EXERCISE MATERIALS:
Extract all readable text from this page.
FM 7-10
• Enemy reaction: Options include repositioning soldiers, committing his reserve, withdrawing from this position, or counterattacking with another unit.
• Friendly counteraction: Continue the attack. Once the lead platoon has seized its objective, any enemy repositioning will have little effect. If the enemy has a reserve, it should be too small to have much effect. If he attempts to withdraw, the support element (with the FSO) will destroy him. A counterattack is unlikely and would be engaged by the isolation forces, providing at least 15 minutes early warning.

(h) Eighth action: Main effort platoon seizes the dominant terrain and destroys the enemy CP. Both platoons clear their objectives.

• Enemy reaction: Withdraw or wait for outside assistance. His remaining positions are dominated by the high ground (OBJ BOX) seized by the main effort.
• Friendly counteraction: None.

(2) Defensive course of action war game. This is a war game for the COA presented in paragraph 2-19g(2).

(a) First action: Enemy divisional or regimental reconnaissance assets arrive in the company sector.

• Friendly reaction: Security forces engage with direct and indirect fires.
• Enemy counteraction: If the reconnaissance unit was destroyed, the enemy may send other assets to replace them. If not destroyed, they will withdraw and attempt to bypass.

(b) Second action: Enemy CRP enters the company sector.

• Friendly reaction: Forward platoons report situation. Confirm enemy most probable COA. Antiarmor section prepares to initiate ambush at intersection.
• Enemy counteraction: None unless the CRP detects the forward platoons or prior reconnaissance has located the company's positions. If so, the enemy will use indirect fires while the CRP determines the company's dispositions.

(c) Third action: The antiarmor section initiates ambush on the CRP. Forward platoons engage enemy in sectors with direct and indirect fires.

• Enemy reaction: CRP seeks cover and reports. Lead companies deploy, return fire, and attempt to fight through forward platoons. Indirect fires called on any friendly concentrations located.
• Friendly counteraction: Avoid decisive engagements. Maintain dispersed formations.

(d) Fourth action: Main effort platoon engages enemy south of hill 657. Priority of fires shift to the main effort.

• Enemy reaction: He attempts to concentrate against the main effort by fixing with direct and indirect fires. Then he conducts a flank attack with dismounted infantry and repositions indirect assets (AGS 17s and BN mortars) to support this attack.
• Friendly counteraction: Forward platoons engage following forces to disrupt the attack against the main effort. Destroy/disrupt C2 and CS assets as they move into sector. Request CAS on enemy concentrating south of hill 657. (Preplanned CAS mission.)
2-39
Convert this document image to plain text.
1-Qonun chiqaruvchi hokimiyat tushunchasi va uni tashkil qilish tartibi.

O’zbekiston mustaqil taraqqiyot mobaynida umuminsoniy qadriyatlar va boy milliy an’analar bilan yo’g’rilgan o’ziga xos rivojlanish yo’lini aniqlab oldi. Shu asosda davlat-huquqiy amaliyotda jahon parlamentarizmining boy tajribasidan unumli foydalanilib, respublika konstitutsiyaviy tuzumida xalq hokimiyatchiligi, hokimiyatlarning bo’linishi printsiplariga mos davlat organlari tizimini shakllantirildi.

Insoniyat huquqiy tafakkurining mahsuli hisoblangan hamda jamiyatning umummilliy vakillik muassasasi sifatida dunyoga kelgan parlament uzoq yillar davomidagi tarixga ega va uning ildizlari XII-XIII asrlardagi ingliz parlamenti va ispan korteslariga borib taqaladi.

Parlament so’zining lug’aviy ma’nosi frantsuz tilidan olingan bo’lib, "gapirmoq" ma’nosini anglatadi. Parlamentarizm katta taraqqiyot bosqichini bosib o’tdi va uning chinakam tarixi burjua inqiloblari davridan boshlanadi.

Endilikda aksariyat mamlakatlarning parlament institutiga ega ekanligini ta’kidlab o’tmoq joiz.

WHAT IS REQUIRED:
Set down every line of the listing above again, exactly as given.

ANSWER TO THE PROBLEM:
Extract all readable text from this page.
FM 7-10
• Enemy reaction: Options include repositioning soldiers, committing his reserve, withdrawing from this position, or counterattacking with another unit.
• Friendly counteraction: Continue the attack. Once the lead platoon has seized its objective, any enemy repositioning will have little effect. If the enemy has a reserve, it should be too small to have much effect. If he attempts to withdraw, the support element (with the FSO) will destroy him. A counterattack is unlikely and would be engaged by the isolation forces, providing at least 15 minutes early warning.

(h) Eighth action: Main effort platoon seizes the dominant terrain and destroys the enemy CP. Both platoons clear their objectives.

• Enemy reaction: Withdraw or wait for outside assistance. His remaining positions are dominated by the high ground (OBJ BOX) seized by the main effort.
• Friendly counteraction: None.

(2) Defensive course of action war game. This is a war game for the COA presented in paragraph 2-19g(2).

(a) First action: Enemy divisional or regimental reconnaissance assets arrive in the company sector.

• Friendly reaction: Security forces engage with direct and indirect fires.
• Enemy counteraction: If the reconnaissance unit was destroyed, the enemy may send other assets to replace them. If not destroyed, they will withdraw and attempt to bypass.

(b) Second action: Enemy CRP enters the company sector.

• Friendly reaction: Forward platoons report situation. Confirm enemy most probable COA. Antiarmor section prepares to initiate ambush at intersection.
• Enemy counteraction: None unless the CRP detects the forward platoons or prior reconnaissance has located the company's positions. If so, the enemy will use indirect fires while the CRP determines the company's dispositions.

(c) Third action: The antiarmor section initiates ambush on the CRP. Forward platoons engage enemy in sectors with direct and indirect fires.

• Enemy reaction: CRP seeks cover and reports. Lead companies deploy, return fire, and attempt to fight through forward platoons. Indirect fires called on any friendly concentrations located.
• Friendly counteraction: Avoid decisive engagements. Maintain dispersed formations.

(d) Fourth action: Main effort platoon engages enemy south of hill 657. Priority of fires shift to the main effort.

• Enemy reaction: He attempts to concentrate against the main effort by fixing with direct and indirect fires. Then he conducts a flank attack with dismounted infantry and repositions indirect assets (AGS 17s and BN mortars) to support this attack.
• Friendly counteraction: Forward platoons engage following forces to disrupt the attack against the main effort. Destroy/disrupt C2 and CS assets as they move into sector. Request CAS on enemy concentrating south of hill 657. (Preplanned CAS mission.)
2-39
Convert this document image to plain text.
1-Qonun chiqaruvchi hokimiyat tushunchasi va uni tashkil qilish tartibi.

O’zbekiston mustaqil taraqqiyot mobaynida umuminsoniy qadriyatlar va boy milliy an’analar bilan yo’g’rilgan o’ziga xos rivojlanish yo’lini aniqlab oldi. Shu asosda davlat-huquqiy amaliyotda jahon parlamentarizmining boy tajribasidan unumli foydalanilib, respublika konstitutsiyaviy tuzumida xalq hokimiyatchiligi, hokimiyatlarning bo’linishi printsiplariga mos davlat organlari tizimini shakllantirildi.

Insoniyat huquqiy tafakkurining mahsuli hisoblangan hamda jamiyatning umummilliy vakillik muassasasi sifatida dunyoga kelgan parlament uzoq yillar davomidagi tarixga ega va uning ildizlari XII-XIII asrlardagi ingliz parlamenti va ispan korteslariga borib taqaladi.

Parlament so’zining lug’aviy ma’nosi frantsuz tilidan olingan bo’lib, "gapirmoq" ma’nosini anglatadi. Parlamentarizm katta taraqqiyot bosqichini bosib o’tdi va uning chinakam tarixi burjua inqiloblari davridan boshlanadi.

Endilikda aksariyat mamlakatlarning parlament institutiga ega ekanligini ta’kidlab o’tmoq joiz.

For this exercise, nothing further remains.